#### [What to do]
Copy every line in the records below that contains the word "Output".

========================================================================

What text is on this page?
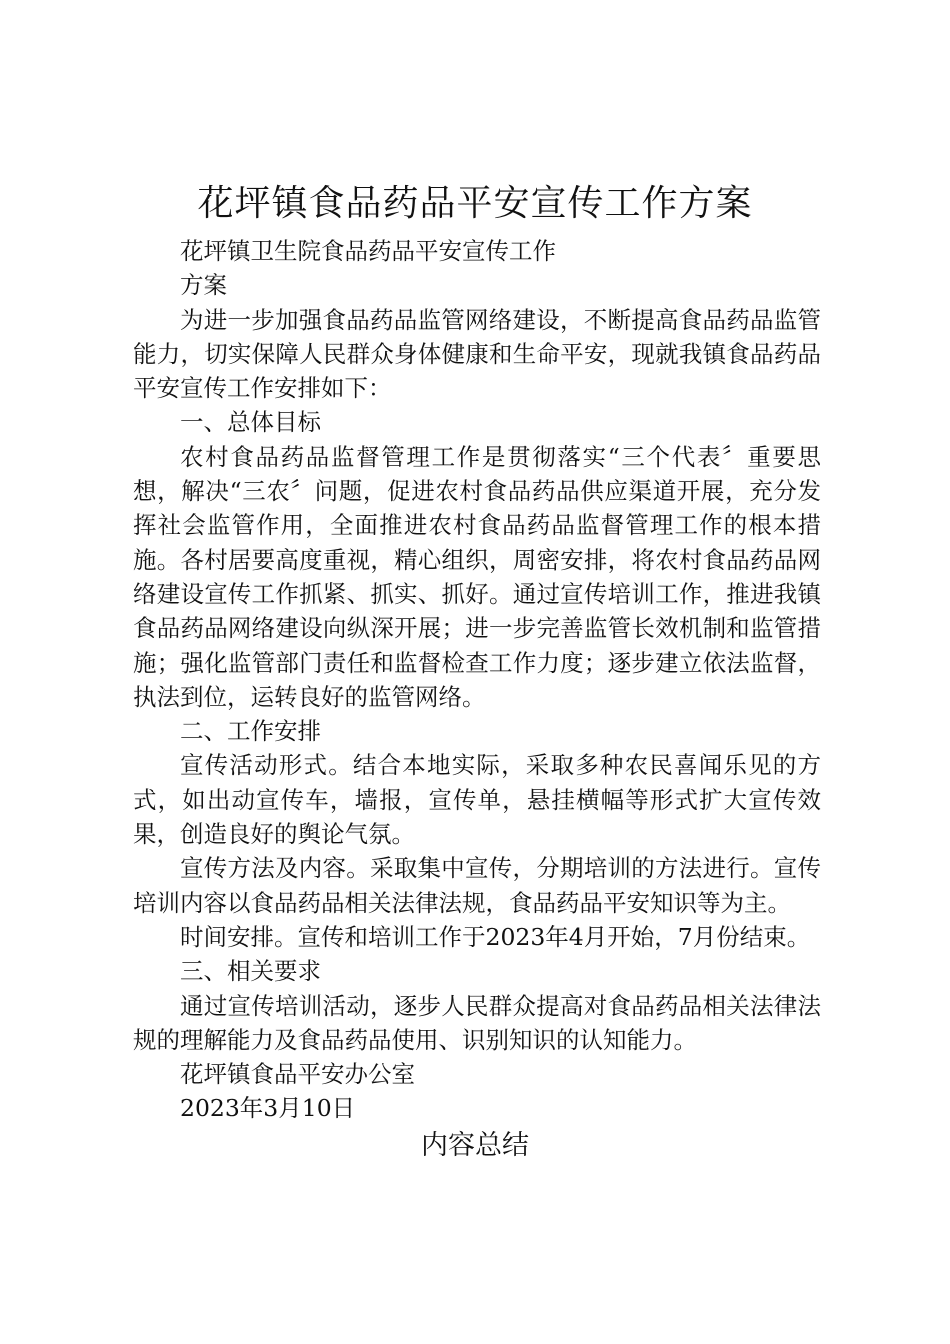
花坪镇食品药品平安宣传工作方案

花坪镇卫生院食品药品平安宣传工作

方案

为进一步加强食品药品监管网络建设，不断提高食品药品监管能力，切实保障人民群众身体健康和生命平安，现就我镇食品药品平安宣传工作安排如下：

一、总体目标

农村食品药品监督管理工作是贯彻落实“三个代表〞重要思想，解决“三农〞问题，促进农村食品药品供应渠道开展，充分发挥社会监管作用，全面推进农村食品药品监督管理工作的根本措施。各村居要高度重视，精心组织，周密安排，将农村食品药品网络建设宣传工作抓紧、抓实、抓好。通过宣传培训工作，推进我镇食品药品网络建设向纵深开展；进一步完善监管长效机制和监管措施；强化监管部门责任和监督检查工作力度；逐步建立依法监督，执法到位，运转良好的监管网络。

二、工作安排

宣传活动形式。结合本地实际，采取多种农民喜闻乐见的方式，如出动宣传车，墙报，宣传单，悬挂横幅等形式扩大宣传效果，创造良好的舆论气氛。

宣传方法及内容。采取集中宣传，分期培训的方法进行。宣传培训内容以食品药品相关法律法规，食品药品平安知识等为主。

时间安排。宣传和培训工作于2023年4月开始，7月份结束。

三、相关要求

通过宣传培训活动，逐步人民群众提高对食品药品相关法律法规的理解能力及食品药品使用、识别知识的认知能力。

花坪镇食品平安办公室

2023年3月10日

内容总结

========================================================================

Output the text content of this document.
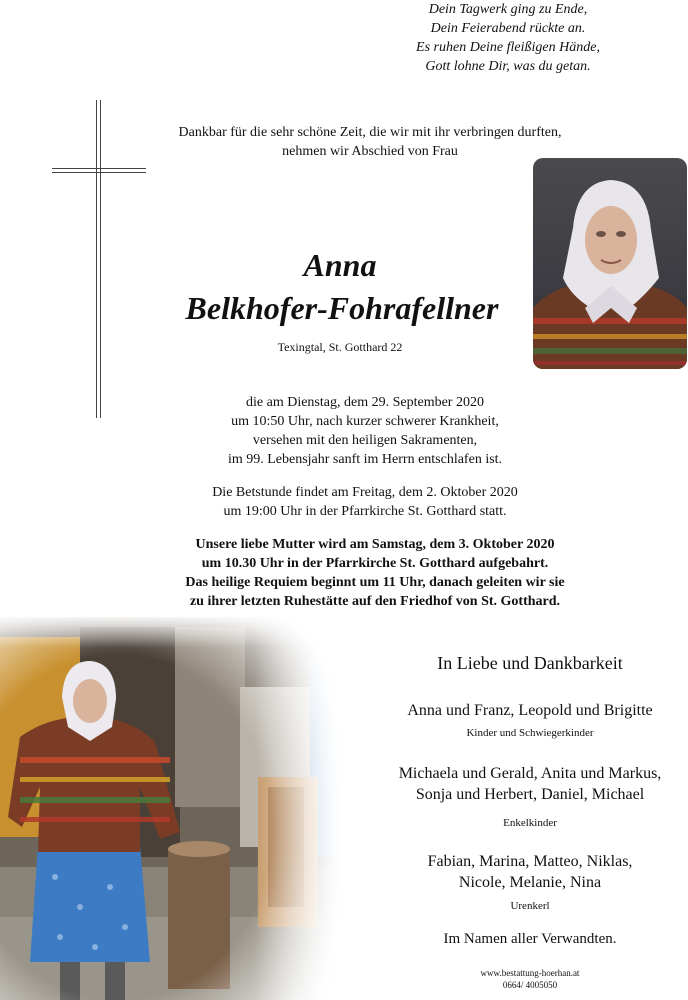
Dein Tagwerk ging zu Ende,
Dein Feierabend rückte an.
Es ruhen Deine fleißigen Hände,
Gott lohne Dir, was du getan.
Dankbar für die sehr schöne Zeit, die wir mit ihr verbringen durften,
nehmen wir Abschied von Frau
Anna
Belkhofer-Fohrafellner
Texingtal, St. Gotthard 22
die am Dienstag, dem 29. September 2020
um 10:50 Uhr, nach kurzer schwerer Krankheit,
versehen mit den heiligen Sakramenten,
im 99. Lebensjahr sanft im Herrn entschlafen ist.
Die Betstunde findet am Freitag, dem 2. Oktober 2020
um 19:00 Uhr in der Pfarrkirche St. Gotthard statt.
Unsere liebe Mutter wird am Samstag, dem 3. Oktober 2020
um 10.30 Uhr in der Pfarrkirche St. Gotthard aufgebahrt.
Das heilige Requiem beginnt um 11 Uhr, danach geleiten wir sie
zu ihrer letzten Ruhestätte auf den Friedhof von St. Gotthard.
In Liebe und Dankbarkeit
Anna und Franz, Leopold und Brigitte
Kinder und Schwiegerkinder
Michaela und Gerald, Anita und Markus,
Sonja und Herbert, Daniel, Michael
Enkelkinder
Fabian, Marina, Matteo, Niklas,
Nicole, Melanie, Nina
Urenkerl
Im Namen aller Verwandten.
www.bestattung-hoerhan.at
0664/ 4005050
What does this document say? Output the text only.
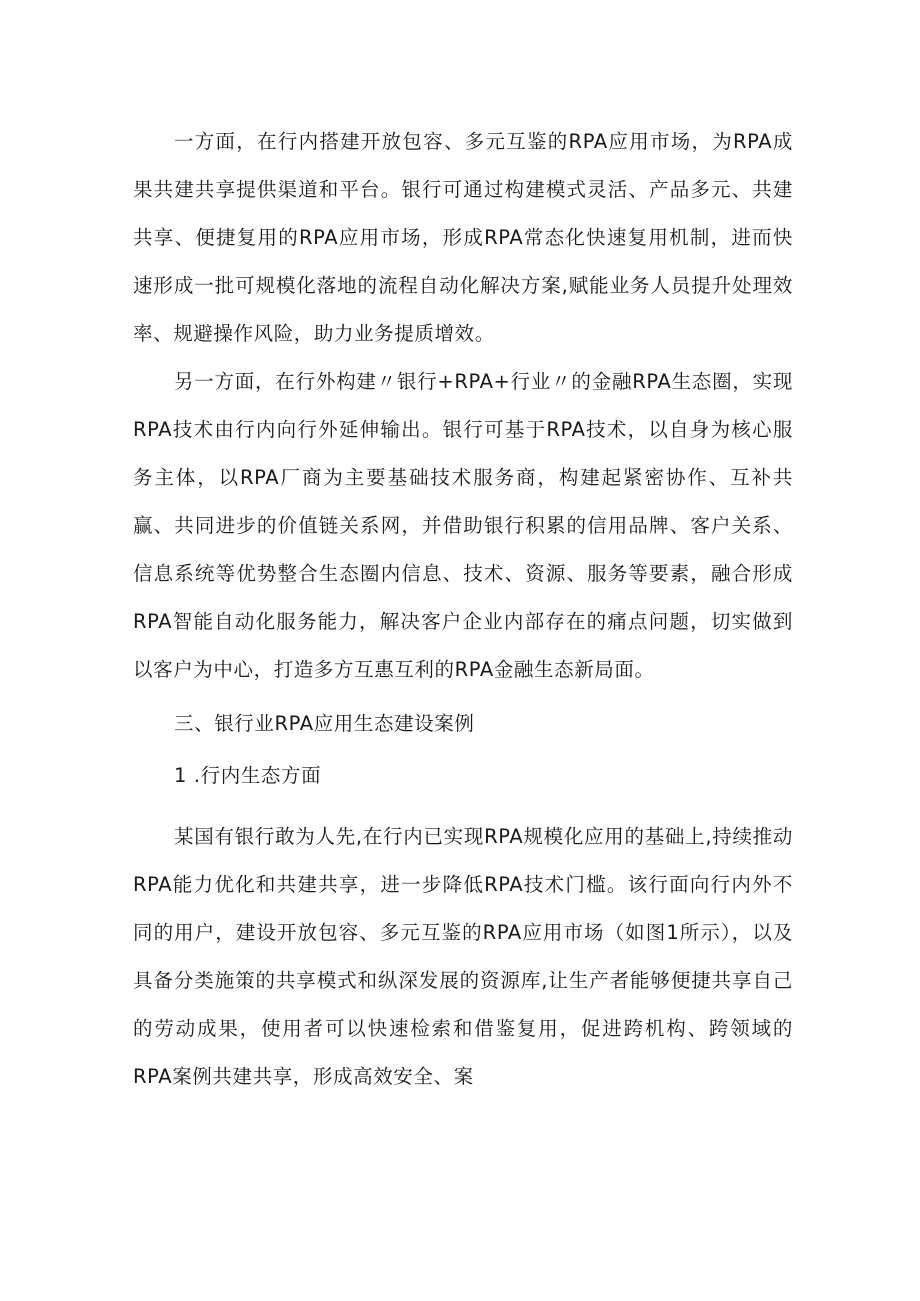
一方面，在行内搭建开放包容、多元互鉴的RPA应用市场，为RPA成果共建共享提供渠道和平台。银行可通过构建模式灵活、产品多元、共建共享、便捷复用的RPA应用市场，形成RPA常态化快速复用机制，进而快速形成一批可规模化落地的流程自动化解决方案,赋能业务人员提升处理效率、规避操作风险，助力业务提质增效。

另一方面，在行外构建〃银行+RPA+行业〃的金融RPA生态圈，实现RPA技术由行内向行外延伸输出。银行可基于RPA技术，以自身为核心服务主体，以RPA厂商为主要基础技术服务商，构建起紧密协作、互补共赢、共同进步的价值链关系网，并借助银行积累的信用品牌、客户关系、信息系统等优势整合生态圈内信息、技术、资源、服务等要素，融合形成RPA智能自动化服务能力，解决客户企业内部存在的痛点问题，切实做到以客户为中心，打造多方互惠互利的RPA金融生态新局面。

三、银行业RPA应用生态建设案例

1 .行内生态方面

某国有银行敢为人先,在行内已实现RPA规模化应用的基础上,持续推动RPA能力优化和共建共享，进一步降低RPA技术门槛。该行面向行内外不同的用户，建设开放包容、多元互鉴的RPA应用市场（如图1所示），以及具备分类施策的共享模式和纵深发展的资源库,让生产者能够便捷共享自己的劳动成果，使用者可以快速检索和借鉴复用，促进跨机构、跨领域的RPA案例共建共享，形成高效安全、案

========================================================================

#### [Answer below]
Output the text content of this document.
What does this document say? Output the text only.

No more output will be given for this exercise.